Data records:
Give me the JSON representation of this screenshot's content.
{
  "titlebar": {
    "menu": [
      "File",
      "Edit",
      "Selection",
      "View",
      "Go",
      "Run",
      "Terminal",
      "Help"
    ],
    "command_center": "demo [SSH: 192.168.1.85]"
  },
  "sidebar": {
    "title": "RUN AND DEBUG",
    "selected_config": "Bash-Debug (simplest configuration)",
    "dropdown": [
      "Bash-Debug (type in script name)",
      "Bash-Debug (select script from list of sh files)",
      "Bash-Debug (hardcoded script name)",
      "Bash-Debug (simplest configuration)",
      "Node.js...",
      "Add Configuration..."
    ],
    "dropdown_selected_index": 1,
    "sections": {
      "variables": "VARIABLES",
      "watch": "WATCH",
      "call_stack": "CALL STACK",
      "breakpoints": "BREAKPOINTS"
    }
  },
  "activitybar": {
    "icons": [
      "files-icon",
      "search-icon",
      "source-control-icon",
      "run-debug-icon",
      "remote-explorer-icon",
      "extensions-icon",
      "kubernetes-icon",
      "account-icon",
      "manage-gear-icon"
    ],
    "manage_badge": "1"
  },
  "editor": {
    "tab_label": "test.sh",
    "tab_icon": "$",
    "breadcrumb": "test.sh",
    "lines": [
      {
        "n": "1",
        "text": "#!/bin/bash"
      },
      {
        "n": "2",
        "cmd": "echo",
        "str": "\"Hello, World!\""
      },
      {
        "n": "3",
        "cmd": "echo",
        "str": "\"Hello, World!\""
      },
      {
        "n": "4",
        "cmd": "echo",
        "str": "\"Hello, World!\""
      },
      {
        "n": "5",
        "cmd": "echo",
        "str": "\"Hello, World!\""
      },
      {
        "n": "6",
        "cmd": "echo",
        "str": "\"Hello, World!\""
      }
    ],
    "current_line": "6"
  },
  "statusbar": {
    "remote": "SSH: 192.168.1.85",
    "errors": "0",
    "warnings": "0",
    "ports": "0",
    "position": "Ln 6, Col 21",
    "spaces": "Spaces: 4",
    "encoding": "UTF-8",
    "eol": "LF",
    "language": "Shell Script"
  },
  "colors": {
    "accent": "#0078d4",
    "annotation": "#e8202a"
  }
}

...

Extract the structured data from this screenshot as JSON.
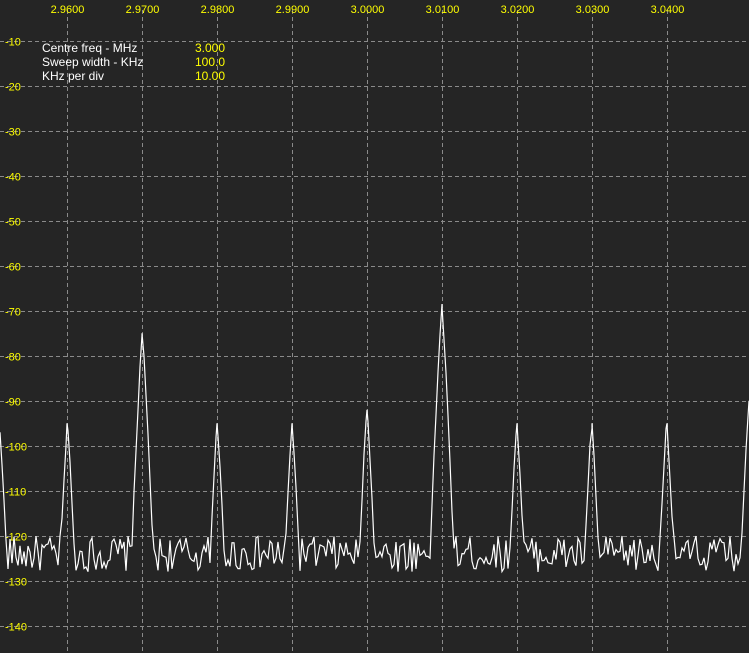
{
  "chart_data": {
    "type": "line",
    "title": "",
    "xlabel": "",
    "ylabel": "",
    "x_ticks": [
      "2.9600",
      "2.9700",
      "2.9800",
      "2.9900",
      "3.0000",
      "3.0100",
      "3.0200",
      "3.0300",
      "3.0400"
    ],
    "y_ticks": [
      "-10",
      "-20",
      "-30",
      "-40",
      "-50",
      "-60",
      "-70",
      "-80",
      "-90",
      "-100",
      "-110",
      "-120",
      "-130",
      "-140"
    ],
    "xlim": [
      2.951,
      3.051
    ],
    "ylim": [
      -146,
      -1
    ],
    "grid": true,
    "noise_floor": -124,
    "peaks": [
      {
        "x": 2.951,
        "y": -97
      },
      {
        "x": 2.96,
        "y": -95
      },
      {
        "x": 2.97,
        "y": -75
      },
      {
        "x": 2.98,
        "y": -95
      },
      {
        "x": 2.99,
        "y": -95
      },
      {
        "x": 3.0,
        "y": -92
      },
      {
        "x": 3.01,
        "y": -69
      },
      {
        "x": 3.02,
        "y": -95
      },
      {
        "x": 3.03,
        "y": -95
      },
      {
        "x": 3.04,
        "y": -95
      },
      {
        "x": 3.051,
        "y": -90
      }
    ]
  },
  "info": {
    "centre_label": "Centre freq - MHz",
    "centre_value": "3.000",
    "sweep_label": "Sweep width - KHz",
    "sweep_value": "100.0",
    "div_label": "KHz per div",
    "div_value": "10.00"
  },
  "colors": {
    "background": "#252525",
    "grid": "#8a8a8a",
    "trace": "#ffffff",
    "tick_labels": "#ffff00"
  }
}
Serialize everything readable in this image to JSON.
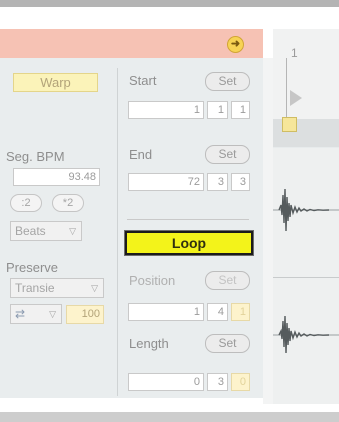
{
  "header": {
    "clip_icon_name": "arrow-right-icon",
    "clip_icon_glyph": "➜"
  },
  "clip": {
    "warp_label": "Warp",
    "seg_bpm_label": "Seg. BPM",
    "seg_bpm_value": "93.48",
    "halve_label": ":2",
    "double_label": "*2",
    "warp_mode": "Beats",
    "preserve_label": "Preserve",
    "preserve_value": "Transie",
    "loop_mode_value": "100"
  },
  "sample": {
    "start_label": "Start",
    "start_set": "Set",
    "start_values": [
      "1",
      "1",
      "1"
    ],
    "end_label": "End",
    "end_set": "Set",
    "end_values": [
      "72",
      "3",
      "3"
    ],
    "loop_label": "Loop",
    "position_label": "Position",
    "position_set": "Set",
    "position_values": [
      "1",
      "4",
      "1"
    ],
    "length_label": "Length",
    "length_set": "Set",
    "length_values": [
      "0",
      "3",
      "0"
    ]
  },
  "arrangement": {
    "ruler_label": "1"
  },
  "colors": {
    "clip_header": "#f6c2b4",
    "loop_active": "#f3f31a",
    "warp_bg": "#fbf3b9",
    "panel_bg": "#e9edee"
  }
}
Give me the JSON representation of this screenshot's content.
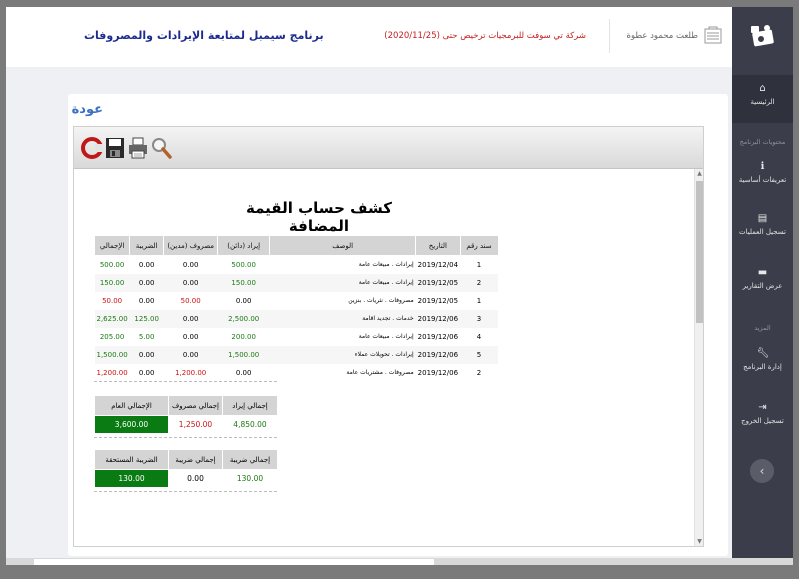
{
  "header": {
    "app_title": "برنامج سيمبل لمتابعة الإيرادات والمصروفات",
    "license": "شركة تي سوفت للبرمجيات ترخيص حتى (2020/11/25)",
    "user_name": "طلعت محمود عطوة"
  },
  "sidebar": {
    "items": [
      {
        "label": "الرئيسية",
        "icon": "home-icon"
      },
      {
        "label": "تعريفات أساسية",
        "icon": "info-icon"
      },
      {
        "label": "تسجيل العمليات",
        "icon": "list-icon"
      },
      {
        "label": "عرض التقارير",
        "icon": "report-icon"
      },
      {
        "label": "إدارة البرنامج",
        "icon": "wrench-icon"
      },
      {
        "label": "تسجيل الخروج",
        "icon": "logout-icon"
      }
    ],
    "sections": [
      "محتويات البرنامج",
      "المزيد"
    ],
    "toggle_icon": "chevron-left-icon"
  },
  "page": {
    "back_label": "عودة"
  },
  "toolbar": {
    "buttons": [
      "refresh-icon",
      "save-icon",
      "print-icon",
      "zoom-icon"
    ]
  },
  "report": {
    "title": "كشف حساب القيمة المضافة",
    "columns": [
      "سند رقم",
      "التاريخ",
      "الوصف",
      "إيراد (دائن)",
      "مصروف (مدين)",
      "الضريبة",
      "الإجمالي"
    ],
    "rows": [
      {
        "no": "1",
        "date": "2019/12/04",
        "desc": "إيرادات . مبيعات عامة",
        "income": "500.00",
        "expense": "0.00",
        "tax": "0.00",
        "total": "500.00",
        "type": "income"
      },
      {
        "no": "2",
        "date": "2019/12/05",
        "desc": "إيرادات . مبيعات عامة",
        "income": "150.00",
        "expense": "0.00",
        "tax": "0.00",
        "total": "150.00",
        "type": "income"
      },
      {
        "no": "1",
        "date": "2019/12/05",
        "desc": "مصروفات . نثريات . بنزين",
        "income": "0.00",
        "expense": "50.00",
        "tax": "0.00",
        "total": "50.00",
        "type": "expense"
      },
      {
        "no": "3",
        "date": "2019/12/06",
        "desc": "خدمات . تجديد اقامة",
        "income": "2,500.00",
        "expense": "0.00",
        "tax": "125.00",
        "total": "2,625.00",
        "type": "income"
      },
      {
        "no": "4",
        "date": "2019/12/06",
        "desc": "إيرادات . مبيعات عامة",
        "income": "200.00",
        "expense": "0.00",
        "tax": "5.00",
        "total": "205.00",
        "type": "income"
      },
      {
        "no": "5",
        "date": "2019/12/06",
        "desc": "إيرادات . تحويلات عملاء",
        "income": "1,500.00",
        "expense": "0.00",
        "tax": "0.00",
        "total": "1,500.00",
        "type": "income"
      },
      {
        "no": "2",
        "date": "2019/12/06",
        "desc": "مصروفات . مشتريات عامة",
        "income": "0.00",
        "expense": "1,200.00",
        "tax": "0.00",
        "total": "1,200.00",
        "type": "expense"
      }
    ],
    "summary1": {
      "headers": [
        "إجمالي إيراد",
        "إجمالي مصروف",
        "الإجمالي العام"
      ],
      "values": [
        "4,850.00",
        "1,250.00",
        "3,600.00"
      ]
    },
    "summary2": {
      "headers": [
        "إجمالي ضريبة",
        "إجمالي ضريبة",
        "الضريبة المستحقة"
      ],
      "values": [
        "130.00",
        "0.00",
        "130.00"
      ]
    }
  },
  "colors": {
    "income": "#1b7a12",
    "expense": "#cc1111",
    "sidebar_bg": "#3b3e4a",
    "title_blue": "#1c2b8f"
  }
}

● What you have to do: Tell how many lines in the records above contain "desc", giving the number and no other words.

● Final result: 7